**Data extract**.
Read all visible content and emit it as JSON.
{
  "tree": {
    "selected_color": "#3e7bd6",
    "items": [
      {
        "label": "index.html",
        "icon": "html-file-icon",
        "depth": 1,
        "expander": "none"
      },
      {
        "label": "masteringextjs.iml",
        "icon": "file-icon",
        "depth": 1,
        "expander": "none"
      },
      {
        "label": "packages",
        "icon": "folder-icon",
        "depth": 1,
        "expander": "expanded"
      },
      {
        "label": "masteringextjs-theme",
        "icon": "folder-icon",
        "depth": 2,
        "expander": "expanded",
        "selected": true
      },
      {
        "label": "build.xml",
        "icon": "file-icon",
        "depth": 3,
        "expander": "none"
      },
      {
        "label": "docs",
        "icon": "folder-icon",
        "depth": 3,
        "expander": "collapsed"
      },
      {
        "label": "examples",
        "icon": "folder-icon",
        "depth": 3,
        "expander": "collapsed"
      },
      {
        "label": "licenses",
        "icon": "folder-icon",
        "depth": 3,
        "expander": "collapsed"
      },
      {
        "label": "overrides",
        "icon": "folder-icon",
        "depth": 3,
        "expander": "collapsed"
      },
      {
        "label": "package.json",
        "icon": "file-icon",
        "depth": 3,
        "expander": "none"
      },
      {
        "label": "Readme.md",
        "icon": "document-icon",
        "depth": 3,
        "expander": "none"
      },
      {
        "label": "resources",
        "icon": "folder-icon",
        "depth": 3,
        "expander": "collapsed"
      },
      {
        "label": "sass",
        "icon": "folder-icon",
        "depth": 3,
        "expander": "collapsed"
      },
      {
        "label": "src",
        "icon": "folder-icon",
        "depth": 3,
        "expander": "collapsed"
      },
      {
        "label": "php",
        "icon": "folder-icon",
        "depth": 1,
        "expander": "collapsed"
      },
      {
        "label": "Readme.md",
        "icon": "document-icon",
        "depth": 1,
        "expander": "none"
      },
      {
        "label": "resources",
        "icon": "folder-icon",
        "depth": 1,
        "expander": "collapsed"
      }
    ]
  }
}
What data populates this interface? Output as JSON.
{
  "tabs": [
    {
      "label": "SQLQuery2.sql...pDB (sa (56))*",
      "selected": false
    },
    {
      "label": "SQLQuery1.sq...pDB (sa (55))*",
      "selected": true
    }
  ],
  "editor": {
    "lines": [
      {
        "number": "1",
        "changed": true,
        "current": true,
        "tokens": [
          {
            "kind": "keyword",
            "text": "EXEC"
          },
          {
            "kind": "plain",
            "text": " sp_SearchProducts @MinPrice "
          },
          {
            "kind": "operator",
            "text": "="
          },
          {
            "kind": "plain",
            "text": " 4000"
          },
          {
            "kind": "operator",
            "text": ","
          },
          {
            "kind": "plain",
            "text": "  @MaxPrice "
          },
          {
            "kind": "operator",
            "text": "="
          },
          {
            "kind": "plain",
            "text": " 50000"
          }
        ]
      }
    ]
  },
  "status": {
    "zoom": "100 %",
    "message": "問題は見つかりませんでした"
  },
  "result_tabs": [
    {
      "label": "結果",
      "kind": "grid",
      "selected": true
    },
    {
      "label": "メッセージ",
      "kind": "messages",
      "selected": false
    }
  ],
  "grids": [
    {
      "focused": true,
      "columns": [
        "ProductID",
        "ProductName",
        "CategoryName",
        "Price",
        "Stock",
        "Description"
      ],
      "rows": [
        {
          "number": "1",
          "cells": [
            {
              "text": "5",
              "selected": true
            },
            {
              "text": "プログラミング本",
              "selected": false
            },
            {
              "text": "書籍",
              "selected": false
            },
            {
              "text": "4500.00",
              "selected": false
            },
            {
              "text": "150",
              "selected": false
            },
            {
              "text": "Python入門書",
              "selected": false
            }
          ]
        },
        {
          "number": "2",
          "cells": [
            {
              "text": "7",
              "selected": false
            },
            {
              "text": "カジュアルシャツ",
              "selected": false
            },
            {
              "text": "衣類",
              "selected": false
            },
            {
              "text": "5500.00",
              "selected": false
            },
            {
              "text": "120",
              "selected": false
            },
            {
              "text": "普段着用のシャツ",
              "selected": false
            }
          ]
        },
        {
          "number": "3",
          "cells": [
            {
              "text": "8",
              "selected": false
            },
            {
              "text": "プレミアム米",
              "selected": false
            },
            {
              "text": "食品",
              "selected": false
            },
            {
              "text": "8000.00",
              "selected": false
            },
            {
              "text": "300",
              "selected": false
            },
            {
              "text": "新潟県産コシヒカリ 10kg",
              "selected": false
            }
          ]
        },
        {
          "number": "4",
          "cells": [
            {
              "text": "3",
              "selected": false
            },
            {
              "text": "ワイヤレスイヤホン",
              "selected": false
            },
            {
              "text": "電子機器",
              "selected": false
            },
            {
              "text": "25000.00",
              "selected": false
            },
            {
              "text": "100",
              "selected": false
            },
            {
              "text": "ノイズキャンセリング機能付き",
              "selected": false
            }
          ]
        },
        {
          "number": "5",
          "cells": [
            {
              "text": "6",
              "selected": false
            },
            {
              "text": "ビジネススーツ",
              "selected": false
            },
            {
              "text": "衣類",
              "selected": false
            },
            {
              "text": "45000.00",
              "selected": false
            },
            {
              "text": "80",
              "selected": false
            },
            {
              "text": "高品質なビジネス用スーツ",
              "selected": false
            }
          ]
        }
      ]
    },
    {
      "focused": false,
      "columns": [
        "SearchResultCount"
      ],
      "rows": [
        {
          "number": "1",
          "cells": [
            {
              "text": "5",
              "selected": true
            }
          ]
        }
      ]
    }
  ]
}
...
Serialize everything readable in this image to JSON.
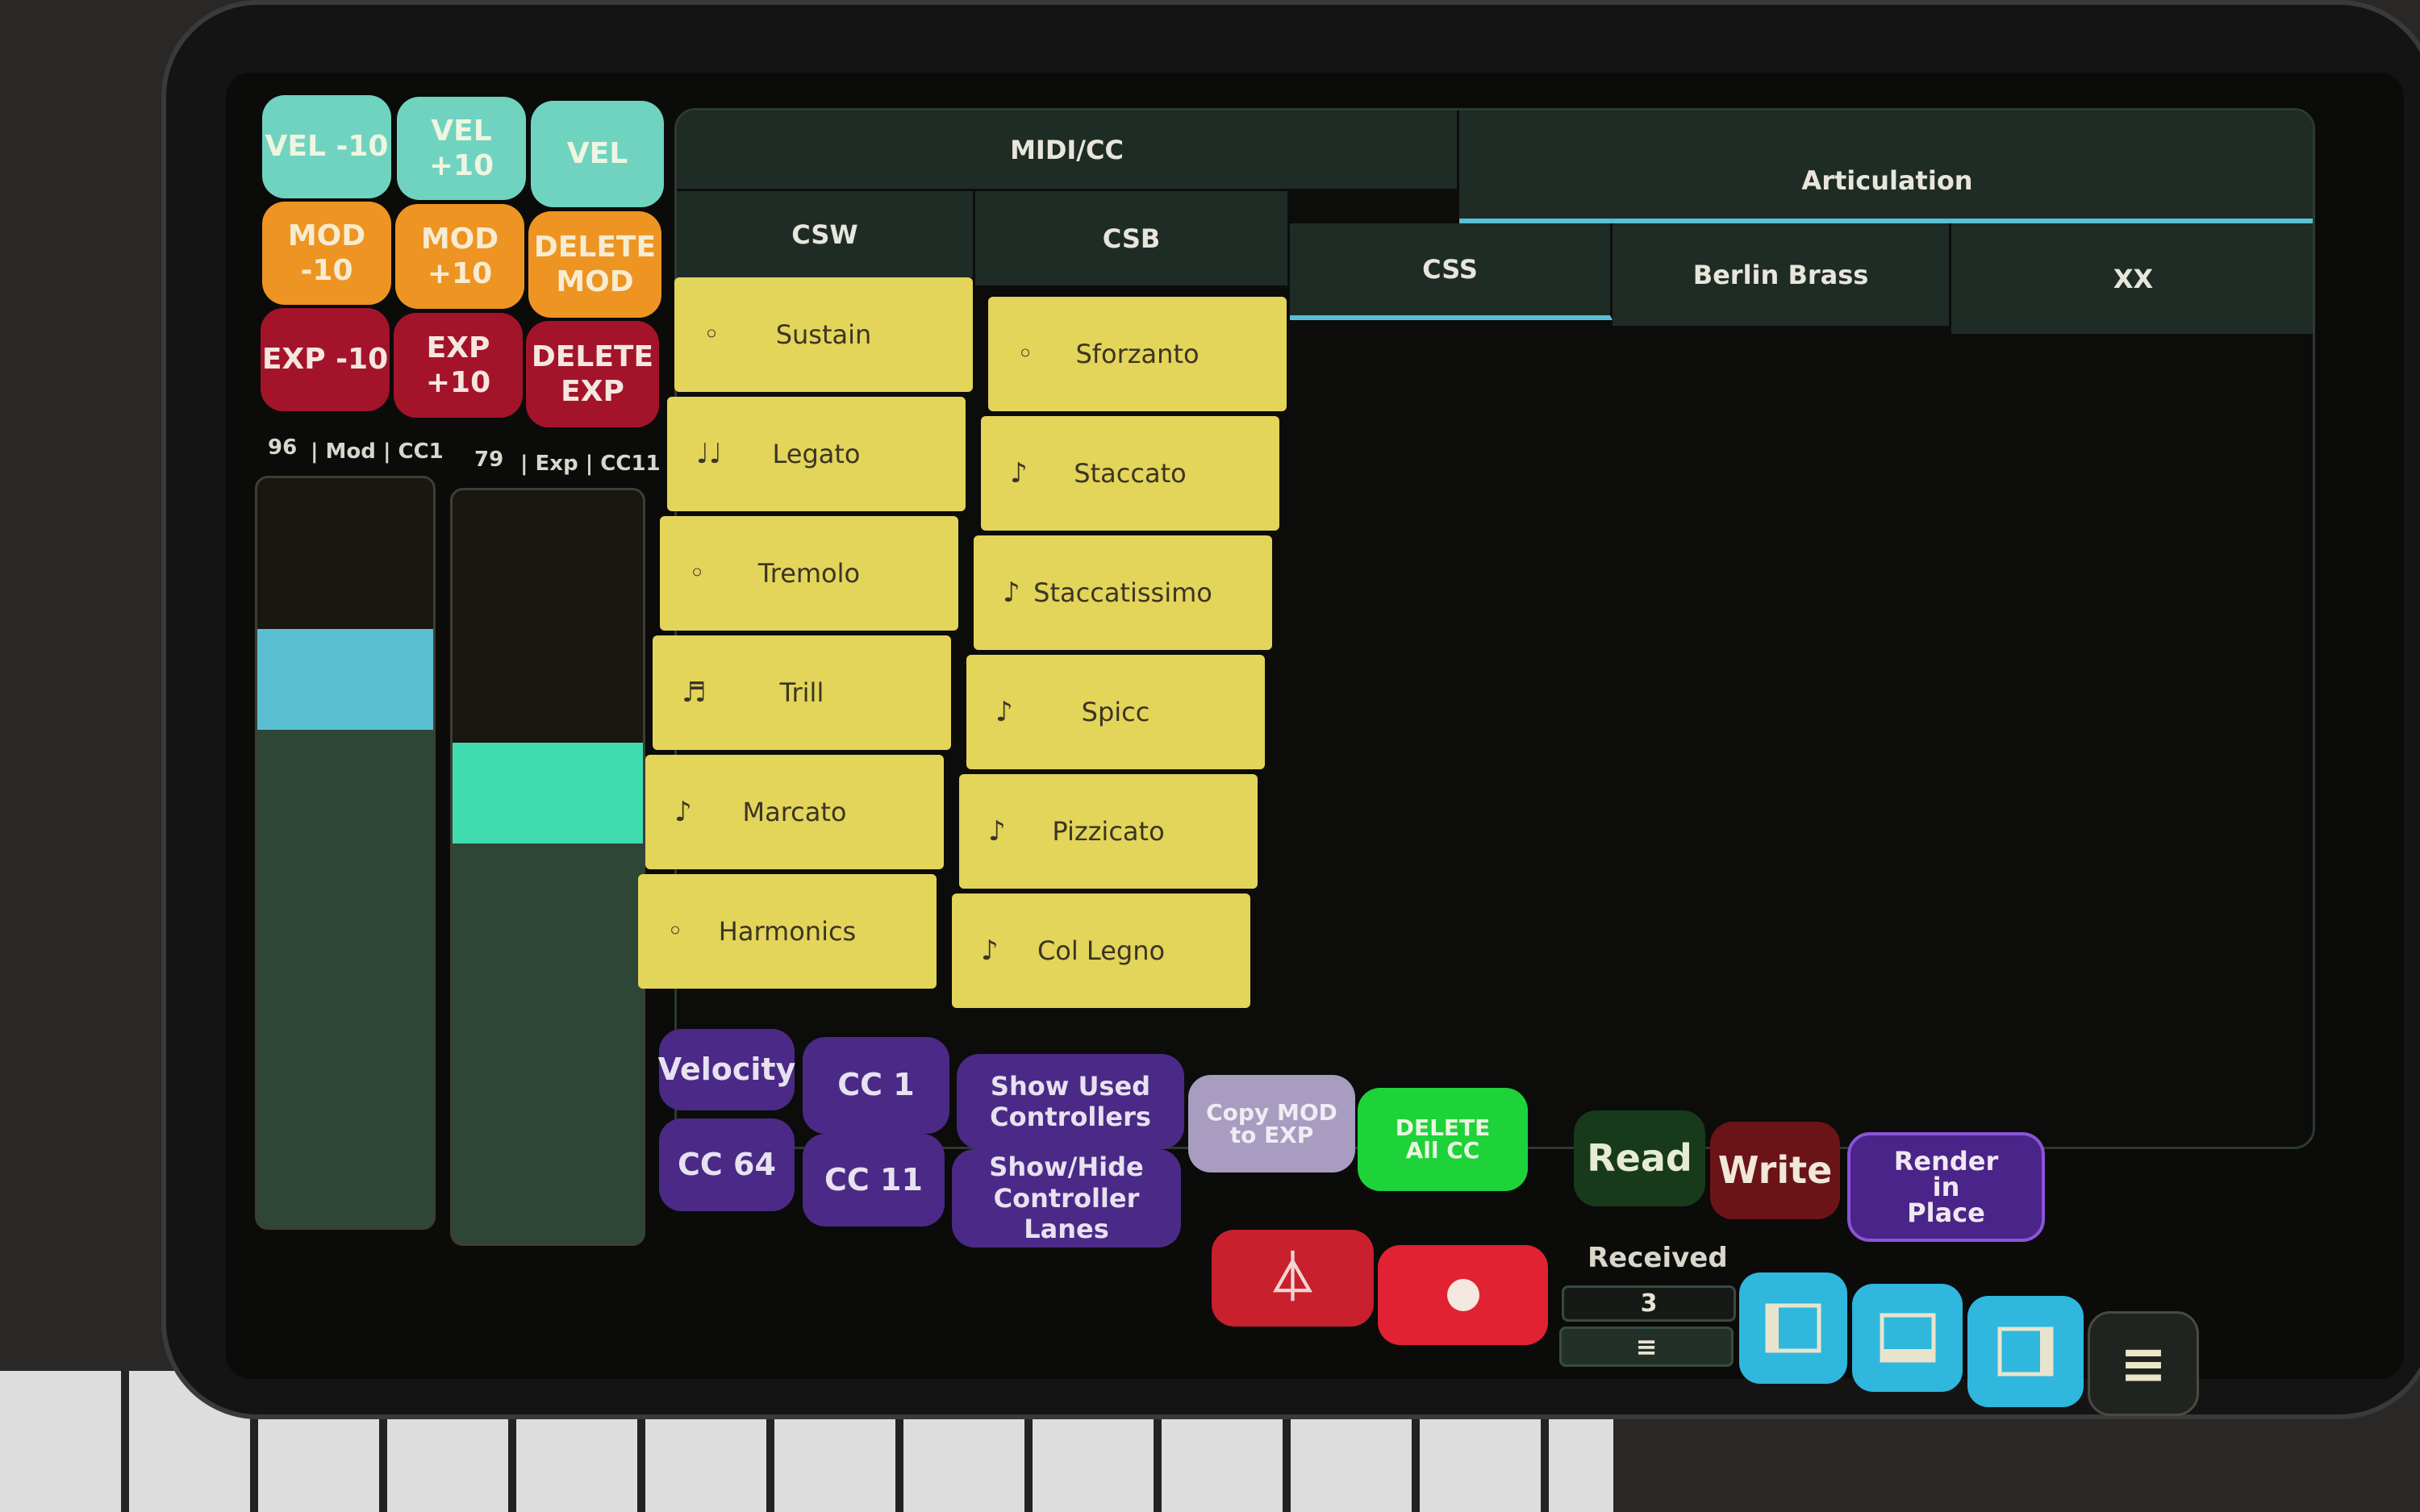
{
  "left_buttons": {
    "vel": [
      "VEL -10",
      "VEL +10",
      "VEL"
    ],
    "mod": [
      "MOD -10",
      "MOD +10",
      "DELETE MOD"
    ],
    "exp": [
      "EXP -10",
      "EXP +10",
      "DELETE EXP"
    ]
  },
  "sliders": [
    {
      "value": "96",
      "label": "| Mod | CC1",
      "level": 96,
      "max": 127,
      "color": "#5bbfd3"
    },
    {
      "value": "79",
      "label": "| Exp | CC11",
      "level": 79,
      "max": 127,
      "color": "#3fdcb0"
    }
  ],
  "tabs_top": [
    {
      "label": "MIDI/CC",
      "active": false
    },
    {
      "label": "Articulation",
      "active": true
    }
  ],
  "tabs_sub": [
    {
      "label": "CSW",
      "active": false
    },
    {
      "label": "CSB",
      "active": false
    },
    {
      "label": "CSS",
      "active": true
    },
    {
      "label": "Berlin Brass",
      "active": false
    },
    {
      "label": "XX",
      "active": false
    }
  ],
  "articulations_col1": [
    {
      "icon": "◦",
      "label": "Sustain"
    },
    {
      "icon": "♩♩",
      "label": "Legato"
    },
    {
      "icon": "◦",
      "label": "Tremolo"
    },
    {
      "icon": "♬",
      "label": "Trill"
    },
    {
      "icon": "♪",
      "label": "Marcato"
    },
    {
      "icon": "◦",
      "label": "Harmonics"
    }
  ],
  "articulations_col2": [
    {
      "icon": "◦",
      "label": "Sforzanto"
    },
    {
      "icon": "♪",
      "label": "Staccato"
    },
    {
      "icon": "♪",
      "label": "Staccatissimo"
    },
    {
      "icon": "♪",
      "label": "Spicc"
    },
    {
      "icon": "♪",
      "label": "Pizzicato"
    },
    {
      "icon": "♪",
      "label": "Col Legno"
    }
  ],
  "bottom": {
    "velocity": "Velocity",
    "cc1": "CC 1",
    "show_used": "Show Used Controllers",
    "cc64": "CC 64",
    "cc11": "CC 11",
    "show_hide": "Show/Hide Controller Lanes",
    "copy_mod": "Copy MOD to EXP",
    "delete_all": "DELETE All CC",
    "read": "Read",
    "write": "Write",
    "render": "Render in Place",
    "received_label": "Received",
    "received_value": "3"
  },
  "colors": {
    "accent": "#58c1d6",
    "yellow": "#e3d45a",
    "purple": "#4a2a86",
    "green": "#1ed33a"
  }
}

**Exercise instructions**.
Among the lines of the data above, determine how many contain the word "masteringextjs". Report the number alone.

**Complete answer**.
2